*Written exercise*
Your answer should be one number: how many lines of the data include the string "before"?

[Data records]
○ ○ ○ ○

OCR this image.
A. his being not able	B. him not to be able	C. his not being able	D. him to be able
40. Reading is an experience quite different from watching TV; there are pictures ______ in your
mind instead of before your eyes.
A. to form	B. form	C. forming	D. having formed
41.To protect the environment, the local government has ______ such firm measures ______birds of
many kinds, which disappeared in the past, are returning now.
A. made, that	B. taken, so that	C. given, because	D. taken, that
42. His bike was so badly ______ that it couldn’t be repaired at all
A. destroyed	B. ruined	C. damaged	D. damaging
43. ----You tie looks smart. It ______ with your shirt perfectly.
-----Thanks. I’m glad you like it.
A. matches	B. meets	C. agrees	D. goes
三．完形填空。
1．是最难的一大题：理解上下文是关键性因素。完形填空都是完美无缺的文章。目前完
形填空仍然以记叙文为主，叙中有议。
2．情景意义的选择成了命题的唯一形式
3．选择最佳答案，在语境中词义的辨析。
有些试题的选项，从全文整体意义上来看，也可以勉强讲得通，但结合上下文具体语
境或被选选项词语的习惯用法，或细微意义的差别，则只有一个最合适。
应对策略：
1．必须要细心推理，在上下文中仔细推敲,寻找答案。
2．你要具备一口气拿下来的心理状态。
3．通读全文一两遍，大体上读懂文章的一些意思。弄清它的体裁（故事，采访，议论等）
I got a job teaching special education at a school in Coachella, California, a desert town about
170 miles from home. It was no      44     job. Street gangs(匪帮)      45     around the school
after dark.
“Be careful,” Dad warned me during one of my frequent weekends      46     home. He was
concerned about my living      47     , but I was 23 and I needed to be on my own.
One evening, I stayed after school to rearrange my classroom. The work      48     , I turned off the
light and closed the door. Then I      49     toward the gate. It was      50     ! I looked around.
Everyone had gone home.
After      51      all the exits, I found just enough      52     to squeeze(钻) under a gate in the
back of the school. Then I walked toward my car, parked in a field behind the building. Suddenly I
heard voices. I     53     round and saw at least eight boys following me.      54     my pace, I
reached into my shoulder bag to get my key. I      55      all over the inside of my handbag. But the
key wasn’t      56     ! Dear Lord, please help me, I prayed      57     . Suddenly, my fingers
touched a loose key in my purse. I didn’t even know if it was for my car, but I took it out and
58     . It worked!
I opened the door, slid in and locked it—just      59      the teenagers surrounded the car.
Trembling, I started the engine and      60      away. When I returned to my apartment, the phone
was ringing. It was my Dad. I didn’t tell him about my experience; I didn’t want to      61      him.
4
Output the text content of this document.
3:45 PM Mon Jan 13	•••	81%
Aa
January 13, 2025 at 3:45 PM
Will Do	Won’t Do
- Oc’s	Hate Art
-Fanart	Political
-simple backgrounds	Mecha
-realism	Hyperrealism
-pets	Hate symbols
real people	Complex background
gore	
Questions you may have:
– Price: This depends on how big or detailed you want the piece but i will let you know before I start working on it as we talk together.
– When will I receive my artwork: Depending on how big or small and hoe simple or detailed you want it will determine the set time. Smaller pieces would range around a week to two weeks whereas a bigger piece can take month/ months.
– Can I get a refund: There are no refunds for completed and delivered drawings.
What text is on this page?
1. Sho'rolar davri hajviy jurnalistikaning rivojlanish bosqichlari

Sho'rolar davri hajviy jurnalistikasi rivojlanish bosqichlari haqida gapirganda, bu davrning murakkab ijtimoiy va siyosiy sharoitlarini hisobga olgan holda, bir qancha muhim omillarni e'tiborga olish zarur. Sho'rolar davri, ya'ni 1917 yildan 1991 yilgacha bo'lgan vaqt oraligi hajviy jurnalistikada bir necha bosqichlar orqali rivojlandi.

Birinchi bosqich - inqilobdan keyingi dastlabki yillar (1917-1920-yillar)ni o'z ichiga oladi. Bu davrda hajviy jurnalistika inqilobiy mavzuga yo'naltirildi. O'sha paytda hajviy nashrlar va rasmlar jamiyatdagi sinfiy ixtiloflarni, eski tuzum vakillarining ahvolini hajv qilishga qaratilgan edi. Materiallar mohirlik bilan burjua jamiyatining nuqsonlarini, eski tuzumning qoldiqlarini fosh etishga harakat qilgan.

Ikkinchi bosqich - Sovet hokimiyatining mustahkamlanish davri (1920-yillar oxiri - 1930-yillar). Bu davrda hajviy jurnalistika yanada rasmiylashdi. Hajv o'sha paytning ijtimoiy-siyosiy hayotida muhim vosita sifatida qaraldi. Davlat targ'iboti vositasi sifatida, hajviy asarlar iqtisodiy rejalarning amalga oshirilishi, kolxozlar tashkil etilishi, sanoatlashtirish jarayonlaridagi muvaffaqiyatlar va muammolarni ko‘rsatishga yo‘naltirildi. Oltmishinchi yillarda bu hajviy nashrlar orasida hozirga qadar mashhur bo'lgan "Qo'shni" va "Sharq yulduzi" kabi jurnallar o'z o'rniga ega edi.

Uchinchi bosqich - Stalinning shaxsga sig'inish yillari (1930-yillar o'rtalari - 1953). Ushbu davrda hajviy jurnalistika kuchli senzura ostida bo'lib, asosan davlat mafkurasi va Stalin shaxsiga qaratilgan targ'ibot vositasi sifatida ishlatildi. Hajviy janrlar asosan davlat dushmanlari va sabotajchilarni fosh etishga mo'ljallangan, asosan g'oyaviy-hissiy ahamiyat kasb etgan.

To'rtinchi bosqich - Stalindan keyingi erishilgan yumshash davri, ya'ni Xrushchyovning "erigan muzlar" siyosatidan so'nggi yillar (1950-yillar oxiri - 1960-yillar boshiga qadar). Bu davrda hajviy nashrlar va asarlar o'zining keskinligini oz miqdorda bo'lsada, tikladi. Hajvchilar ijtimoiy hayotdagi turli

○ ○ ○ ○

*Task answer*
2